Stored items from a collection
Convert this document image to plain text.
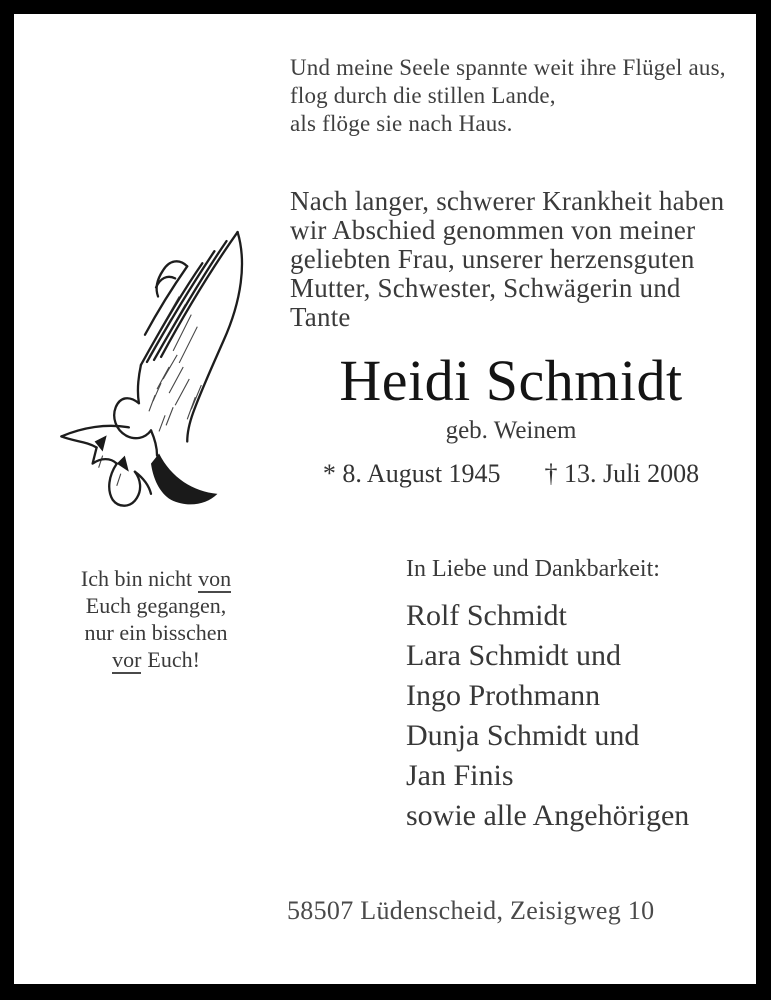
Und meine Seele spannte weit ihre Flügel aus,
flog durch die stillen Lande,
als flöge sie nach Haus.
Nach langer, schwerer Krankheit haben
wir Abschied genommen von meiner
geliebten Frau, unserer herzensguten
Mutter, Schwester, Schwägerin und
Tante
Heidi Schmidt
geb. Weinem
* 8. August 1945 † 13. Juli 2008
Ich bin nicht von
Euch gegangen,
nur ein bisschen
vor Euch!
In Liebe und Dankbarkeit:
Rolf Schmidt
Lara Schmidt und
Ingo Prothmann
Dunja Schmidt und
Jan Finis
sowie alle Angehörigen
58507 Lüdenscheid, Zeisigweg 10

## Task brief
Could you repeat the data exactly, omitting its pictures?

## Response to the task
Convert this document image to plain text.
Und meine Seele spannte weit ihre Flügel aus,
flog durch die stillen Lande,
als flöge sie nach Haus.
Nach langer, schwerer Krankheit haben
wir Abschied genommen von meiner
geliebten Frau, unserer herzensguten
Mutter, Schwester, Schwägerin und
Tante
Heidi Schmidt
geb. Weinem
* 8. August 1945 † 13. Juli 2008
Ich bin nicht von
Euch gegangen,
nur ein bisschen
vor Euch!
In Liebe und Dankbarkeit:
Rolf Schmidt
Lara Schmidt und
Ingo Prothmann
Dunja Schmidt und
Jan Finis
sowie alle Angehörigen
58507 Lüdenscheid, Zeisigweg 10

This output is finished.